(WHAT THE EXERCISE ASKS)
Write out the listing below without alteration, omitting its pictures.

(EXCERPTED DATA)

++++++++++++++++++++

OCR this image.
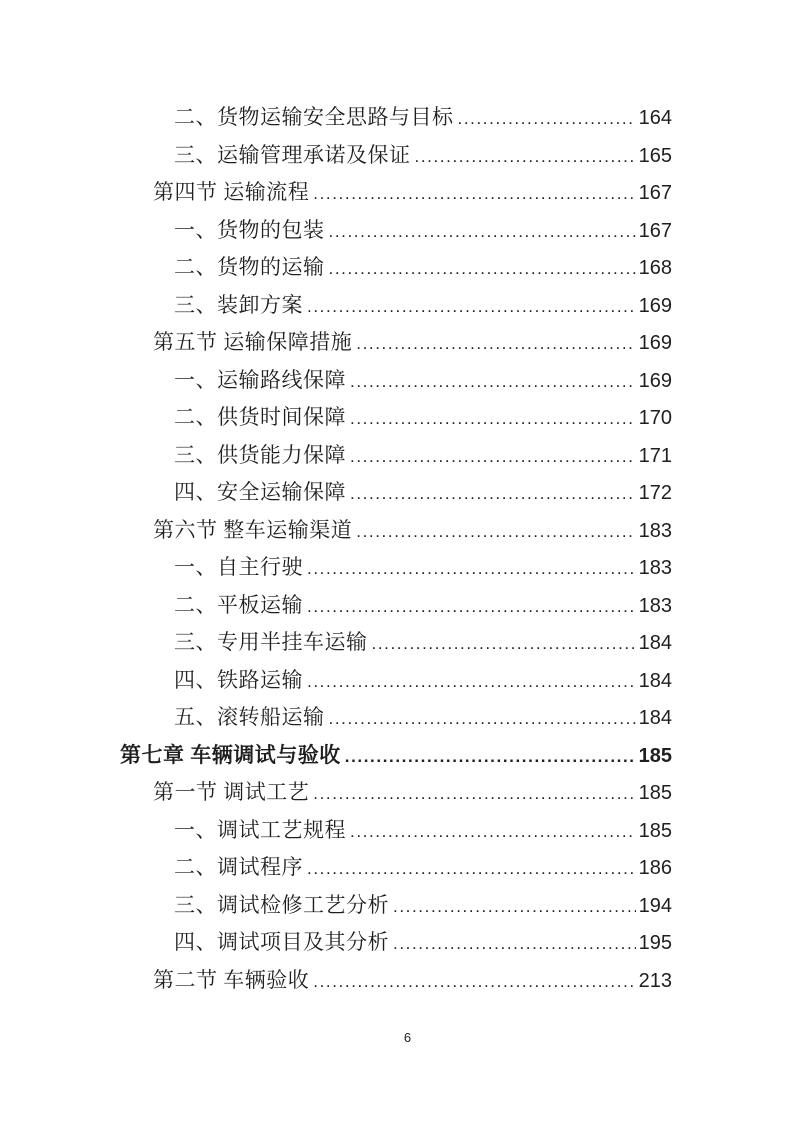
二、货物运输安全思路与目标 .....	164
三、运输管理承诺及保证 .....	165
第四节 运输流程 .....	167
一、货物的包装 .....	167
二、货物的运输 .....	168
三、装卸方案 .....	169
第五节 运输保障措施 .....	169
一、运输路线保障 .....	169
二、供货时间保障 .....	170
三、供货能力保障 .....	171
四、安全运输保障 .....	172
第六节 整车运输渠道 .....	183
一、自主行驶 .....	183
二、平板运输 .....	183
三、专用半挂车运输 .....	184
四、铁路运输 .....	184
五、滚转船运输 .....	184
第七章 车辆调试与验收 .....	185
第一节 调试工艺 .....	185
一、调试工艺规程 .....	185
二、调试程序 .....	186
三、调试检修工艺分析 .....	194
四、调试项目及其分析 .....	195
第二节 车辆验收 .....	213
6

++++++++++++++++++++

(ANSWER)
OCR this image.
二、货物运输安全思路与目标 .....	164
三、运输管理承诺及保证 .....	165
第四节 运输流程 .....	167
一、货物的包装 .....	167
二、货物的运输 .....	168
三、装卸方案 .....	169
第五节 运输保障措施 .....	169
一、运输路线保障 .....	169
二、供货时间保障 .....	170
三、供货能力保障 .....	171
四、安全运输保障 .....	172
第六节 整车运输渠道 .....	183
一、自主行驶 .....	183
二、平板运输 .....	183
三、专用半挂车运输 .....	184
四、铁路运输 .....	184
五、滚转船运输 .....	184
第七章 车辆调试与验收 .....	185
第一节 调试工艺 .....	185
一、调试工艺规程 .....	185
二、调试程序 .....	186
三、调试检修工艺分析 .....	194
四、调试项目及其分析 .....	195
第二节 车辆验收 .....	213
6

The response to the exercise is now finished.